Extracted data entries:
▽
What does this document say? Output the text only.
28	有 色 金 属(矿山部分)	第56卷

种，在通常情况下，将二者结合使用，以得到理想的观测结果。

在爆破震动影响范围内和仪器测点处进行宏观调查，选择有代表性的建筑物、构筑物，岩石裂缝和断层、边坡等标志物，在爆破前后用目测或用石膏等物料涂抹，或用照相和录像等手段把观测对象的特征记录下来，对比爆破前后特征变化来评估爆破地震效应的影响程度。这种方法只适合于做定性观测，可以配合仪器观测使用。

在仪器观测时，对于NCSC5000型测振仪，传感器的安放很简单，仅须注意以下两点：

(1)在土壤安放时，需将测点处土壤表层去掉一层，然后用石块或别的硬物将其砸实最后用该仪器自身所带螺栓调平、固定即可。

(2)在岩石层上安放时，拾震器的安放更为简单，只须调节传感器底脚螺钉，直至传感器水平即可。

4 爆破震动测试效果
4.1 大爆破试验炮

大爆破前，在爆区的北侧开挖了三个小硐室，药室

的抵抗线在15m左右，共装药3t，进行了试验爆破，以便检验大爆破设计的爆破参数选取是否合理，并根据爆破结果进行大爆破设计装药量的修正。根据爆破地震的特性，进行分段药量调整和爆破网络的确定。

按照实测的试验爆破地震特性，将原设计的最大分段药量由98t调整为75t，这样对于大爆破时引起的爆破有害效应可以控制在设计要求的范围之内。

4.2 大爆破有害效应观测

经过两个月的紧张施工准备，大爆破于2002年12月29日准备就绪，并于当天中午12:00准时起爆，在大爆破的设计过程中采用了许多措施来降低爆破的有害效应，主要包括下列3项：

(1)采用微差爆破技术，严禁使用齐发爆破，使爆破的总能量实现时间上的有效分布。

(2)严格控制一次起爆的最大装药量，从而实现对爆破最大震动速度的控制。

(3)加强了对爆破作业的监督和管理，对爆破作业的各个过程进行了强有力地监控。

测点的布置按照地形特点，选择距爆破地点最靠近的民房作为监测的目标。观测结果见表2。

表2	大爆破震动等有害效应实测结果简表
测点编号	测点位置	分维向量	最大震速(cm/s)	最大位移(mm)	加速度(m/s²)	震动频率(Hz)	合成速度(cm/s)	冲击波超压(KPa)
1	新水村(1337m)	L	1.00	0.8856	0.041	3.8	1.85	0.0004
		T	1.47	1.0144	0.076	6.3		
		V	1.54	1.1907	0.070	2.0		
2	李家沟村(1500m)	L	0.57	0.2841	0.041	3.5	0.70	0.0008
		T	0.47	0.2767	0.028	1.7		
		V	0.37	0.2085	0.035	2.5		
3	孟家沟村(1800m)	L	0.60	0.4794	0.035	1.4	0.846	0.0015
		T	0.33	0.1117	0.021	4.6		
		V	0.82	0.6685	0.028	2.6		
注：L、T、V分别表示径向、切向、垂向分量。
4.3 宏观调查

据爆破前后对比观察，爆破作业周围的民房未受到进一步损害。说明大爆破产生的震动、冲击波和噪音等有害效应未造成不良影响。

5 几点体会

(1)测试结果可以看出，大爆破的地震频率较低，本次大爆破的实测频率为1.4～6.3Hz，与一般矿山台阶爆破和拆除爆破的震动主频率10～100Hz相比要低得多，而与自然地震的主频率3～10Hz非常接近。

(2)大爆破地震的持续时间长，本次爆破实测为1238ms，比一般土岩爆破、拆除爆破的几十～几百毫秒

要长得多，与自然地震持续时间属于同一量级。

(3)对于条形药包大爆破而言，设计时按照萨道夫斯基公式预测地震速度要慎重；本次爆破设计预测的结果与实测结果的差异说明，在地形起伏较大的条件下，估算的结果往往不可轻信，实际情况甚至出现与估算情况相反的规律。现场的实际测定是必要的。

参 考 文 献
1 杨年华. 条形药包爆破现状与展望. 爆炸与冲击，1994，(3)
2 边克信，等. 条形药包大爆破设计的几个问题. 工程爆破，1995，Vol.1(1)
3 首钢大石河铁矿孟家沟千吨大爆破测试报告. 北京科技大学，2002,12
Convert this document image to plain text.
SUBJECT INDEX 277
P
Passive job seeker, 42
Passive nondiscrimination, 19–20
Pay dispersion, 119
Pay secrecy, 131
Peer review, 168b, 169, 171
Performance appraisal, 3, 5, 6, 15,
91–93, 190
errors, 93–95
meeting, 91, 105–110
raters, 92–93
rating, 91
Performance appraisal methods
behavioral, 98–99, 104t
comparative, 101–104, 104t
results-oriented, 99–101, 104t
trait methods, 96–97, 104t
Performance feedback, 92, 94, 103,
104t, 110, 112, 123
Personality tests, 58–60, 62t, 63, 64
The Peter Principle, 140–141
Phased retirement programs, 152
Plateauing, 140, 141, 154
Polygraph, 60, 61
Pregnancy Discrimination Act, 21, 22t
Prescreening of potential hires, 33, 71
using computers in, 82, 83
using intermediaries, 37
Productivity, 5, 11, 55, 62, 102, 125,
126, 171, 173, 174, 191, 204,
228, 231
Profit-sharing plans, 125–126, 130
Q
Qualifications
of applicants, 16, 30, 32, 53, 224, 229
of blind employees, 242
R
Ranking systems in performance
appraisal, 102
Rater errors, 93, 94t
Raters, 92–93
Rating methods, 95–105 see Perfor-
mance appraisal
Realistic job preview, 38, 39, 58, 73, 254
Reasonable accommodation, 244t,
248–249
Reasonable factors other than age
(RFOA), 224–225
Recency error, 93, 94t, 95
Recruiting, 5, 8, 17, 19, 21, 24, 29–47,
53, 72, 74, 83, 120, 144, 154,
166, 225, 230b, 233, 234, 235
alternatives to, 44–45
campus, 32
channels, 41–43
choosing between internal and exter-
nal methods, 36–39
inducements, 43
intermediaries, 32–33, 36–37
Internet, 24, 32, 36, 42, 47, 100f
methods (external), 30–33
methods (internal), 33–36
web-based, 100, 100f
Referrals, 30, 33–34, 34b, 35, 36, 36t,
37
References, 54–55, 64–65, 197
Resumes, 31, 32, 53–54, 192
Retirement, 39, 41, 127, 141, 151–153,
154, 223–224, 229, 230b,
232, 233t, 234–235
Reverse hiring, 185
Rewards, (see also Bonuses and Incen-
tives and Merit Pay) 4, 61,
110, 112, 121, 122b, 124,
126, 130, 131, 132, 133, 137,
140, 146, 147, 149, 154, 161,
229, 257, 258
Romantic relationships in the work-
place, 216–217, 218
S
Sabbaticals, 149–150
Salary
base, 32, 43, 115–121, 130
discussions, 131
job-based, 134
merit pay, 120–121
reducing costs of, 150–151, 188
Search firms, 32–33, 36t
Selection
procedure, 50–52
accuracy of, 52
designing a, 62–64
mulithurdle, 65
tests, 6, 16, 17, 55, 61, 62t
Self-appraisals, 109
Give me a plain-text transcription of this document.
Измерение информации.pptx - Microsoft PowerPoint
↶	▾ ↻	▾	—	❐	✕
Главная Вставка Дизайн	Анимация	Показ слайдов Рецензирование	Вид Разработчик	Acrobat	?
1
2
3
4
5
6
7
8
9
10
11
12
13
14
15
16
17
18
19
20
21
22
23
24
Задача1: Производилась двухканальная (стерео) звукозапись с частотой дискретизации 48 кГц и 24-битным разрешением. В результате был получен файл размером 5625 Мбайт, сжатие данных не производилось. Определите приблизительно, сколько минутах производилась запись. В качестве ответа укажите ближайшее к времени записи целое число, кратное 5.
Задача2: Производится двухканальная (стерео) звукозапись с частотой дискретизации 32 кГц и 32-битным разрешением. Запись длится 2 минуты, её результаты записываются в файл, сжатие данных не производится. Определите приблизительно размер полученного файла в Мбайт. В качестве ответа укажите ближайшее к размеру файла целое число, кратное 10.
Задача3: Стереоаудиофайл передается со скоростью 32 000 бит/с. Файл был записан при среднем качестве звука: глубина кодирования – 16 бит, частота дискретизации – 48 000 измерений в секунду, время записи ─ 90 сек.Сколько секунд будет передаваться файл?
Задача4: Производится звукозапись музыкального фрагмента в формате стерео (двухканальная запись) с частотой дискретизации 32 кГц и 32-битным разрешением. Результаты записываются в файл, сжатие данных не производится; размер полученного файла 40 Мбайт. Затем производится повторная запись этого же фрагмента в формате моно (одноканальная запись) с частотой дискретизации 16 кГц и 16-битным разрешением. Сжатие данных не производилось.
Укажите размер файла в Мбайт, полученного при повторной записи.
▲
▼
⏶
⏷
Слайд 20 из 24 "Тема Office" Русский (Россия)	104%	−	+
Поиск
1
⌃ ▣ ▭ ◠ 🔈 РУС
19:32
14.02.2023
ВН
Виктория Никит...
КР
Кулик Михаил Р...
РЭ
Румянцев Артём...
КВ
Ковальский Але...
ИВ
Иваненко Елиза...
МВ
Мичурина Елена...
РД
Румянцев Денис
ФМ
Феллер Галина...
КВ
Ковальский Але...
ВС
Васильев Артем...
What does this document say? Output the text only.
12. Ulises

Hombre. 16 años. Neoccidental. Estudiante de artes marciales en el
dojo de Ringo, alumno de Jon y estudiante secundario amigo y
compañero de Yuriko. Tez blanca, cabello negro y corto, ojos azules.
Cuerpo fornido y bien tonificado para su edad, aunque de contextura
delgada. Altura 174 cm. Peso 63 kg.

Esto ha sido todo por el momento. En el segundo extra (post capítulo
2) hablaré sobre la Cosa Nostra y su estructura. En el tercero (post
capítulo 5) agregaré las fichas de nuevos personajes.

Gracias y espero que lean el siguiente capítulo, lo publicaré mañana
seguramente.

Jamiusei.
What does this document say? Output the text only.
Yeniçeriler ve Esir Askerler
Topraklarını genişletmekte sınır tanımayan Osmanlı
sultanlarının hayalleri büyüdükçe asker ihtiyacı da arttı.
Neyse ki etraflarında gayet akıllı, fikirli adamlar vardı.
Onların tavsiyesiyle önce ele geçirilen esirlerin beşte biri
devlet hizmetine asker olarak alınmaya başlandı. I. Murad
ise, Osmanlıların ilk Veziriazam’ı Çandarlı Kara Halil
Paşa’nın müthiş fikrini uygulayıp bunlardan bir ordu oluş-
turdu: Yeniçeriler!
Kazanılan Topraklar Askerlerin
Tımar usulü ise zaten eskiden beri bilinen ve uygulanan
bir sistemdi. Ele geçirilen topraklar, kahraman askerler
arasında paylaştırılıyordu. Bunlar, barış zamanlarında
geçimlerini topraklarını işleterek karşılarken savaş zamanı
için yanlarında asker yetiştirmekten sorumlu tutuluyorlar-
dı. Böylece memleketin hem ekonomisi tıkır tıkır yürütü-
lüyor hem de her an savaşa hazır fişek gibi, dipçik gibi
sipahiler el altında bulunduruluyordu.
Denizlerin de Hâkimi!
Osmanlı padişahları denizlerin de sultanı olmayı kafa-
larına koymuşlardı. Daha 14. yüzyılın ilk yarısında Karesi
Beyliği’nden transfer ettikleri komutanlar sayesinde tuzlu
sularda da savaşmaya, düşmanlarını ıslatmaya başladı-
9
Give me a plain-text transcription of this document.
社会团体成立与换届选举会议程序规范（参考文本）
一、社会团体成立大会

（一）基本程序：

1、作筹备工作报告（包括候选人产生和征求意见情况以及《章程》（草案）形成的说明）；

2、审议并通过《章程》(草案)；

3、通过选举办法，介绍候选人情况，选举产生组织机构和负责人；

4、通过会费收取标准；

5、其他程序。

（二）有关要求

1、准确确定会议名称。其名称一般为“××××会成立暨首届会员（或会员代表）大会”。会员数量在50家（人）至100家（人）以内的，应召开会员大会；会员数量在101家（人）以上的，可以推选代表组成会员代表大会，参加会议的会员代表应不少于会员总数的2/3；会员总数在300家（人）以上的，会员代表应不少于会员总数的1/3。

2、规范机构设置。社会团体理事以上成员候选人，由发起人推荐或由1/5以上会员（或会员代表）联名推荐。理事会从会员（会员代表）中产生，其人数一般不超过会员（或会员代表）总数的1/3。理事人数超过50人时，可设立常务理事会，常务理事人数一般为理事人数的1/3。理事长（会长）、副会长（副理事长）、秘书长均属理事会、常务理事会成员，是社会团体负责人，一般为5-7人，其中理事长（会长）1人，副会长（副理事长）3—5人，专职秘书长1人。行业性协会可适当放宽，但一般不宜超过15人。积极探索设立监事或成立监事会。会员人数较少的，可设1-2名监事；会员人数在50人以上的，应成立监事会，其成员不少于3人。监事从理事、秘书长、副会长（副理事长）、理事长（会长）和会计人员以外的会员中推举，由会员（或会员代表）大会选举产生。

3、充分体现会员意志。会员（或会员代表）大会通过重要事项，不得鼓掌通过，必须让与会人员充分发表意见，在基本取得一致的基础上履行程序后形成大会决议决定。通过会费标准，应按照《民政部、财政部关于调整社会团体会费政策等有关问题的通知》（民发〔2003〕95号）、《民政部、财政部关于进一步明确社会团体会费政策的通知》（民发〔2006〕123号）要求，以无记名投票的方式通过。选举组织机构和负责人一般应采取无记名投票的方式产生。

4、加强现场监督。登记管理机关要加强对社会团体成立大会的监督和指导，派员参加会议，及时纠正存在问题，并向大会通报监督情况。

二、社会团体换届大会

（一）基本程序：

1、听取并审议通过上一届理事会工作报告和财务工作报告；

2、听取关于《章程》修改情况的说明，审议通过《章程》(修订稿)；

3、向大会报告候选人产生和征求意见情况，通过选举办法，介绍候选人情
△
▶ [Required task]:
Within the listing above, copy each line that has the string "using".

▶ [Result of this task]:
using computers in, 82, 83
using intermediaries, 37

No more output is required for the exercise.